● **CHALLENGE**
Provide the number of lines where the word "Pritisak" occurs, and no other text.

Items from a dataset:
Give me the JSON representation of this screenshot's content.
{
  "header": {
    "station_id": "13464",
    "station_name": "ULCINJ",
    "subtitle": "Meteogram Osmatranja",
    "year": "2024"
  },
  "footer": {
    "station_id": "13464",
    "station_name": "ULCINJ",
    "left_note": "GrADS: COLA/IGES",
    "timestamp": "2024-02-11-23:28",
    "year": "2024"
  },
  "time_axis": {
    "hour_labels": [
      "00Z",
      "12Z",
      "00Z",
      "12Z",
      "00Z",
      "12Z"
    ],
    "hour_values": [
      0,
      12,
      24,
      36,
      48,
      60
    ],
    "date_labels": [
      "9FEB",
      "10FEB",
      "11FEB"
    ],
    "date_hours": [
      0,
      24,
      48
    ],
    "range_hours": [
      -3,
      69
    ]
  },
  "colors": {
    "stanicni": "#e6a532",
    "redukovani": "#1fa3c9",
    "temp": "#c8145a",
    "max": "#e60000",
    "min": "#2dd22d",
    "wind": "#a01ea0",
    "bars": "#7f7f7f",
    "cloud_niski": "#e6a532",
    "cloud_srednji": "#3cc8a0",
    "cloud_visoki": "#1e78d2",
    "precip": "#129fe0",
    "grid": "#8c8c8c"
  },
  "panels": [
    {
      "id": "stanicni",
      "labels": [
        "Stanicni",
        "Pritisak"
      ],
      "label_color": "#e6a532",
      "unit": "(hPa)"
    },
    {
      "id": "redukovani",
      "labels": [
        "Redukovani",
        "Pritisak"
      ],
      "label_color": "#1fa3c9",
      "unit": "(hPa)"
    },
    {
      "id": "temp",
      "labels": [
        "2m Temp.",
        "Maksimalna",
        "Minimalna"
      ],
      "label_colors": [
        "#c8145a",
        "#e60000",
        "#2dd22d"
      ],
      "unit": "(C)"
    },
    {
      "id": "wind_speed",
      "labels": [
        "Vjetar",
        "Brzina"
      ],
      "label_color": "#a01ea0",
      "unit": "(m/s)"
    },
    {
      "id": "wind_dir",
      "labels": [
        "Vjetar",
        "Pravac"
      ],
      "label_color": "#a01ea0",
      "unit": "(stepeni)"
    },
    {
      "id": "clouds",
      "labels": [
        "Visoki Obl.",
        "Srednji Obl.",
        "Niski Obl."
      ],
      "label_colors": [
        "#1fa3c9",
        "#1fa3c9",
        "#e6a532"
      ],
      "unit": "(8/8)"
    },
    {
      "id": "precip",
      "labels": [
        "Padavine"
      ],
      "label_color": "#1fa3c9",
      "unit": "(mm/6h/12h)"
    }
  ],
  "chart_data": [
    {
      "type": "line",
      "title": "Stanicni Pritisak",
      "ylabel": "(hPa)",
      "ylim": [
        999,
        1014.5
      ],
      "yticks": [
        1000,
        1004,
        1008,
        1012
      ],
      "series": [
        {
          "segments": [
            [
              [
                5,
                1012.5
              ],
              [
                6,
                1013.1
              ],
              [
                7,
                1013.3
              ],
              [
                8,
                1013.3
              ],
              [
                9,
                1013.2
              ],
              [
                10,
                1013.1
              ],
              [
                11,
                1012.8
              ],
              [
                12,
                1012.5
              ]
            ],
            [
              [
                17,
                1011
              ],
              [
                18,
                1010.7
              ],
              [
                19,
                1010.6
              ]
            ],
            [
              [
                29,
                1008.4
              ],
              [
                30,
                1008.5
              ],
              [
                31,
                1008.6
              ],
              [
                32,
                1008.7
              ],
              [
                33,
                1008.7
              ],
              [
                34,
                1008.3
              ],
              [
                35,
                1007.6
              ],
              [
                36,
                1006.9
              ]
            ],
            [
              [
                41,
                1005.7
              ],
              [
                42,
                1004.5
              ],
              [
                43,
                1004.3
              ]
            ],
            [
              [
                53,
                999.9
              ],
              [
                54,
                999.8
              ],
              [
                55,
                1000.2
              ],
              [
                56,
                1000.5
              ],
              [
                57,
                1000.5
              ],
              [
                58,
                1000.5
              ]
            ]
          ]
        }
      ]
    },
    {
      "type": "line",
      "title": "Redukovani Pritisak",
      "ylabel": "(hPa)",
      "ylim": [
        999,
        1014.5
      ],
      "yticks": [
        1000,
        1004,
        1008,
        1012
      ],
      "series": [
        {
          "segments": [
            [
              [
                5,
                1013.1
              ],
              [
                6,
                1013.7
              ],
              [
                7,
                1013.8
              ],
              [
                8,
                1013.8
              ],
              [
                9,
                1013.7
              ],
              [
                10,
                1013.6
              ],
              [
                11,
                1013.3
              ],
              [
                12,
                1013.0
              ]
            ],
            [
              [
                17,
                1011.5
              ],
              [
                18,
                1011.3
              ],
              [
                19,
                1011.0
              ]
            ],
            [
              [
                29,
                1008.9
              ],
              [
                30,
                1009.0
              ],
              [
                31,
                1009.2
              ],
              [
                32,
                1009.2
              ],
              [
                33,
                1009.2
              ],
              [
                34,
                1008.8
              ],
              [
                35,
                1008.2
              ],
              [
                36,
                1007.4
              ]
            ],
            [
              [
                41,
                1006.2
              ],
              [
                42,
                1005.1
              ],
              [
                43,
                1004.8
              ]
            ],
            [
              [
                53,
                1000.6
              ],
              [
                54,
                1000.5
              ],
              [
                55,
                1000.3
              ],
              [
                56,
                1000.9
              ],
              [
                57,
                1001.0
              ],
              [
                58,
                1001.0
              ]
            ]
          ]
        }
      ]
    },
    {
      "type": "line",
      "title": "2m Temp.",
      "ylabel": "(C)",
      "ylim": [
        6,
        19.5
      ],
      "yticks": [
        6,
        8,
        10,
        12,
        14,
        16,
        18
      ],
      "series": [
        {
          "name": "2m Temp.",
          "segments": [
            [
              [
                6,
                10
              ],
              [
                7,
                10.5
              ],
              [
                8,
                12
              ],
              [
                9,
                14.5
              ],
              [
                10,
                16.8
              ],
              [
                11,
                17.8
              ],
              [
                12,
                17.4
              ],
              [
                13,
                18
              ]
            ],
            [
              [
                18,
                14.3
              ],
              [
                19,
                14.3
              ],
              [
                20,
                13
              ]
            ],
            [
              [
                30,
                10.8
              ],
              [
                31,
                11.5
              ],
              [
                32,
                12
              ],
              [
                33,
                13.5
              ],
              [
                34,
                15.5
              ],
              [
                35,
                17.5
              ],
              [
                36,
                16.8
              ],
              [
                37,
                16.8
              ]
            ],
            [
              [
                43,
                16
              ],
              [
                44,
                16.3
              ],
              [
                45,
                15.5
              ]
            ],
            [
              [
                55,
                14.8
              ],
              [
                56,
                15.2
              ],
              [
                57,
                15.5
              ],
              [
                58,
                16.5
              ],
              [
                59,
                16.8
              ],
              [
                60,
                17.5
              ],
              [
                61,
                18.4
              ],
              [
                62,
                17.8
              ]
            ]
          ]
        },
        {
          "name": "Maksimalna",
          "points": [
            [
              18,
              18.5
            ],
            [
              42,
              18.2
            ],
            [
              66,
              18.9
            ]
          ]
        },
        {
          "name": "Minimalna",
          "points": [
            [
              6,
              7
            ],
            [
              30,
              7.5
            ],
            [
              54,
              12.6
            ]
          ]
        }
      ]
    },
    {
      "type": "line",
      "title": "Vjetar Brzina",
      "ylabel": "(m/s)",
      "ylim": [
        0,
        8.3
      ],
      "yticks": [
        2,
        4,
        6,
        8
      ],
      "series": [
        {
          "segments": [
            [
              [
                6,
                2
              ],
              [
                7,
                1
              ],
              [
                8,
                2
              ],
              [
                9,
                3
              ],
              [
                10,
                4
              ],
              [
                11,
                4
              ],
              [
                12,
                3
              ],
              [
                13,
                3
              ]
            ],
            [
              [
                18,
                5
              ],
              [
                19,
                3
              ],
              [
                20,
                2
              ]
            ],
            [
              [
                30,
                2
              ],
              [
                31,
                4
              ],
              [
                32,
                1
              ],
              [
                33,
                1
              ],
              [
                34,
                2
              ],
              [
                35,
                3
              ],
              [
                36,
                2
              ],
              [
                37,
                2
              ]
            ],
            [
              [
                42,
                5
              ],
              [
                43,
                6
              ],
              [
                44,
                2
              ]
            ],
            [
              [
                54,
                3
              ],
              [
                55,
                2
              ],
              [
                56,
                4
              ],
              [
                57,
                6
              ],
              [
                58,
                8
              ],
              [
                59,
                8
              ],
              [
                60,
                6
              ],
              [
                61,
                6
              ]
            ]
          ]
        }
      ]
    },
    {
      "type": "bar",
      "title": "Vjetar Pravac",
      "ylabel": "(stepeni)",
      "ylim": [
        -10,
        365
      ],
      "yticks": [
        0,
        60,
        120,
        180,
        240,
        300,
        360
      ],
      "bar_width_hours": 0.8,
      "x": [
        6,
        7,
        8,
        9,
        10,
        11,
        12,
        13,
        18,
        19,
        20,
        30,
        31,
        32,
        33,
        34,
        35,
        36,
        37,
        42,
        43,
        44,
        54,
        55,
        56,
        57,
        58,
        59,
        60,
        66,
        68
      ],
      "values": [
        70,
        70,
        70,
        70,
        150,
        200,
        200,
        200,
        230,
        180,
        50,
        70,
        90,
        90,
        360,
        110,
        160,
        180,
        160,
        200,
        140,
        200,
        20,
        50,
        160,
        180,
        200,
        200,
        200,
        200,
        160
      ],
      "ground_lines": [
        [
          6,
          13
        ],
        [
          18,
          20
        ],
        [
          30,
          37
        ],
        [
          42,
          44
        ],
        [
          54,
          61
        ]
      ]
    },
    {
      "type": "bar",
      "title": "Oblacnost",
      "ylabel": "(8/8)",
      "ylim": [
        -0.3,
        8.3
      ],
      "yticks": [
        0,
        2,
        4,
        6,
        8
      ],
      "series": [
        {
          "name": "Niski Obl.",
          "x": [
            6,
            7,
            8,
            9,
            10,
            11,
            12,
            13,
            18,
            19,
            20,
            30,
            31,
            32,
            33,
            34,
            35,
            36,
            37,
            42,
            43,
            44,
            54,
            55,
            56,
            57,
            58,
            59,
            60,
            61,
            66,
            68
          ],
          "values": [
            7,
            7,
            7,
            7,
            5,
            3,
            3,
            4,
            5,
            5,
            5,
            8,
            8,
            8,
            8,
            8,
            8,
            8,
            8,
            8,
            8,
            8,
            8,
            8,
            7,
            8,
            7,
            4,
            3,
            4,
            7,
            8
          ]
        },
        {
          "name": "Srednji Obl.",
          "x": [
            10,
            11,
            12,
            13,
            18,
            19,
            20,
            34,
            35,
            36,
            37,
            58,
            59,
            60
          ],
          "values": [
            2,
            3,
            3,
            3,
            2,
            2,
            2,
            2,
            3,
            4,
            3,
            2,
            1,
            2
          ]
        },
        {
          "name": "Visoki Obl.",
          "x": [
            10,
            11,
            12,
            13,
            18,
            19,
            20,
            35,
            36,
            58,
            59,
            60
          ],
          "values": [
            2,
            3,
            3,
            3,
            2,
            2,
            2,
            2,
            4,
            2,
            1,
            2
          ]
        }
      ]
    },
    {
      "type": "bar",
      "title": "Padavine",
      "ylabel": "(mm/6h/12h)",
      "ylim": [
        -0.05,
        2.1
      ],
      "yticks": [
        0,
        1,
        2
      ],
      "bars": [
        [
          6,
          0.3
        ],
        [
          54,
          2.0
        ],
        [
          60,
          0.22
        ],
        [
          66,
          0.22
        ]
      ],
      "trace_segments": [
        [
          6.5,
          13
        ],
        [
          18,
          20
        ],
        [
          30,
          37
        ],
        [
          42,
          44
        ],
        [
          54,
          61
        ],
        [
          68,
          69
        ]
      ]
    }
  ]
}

● **THE COMPLETED TASK**
4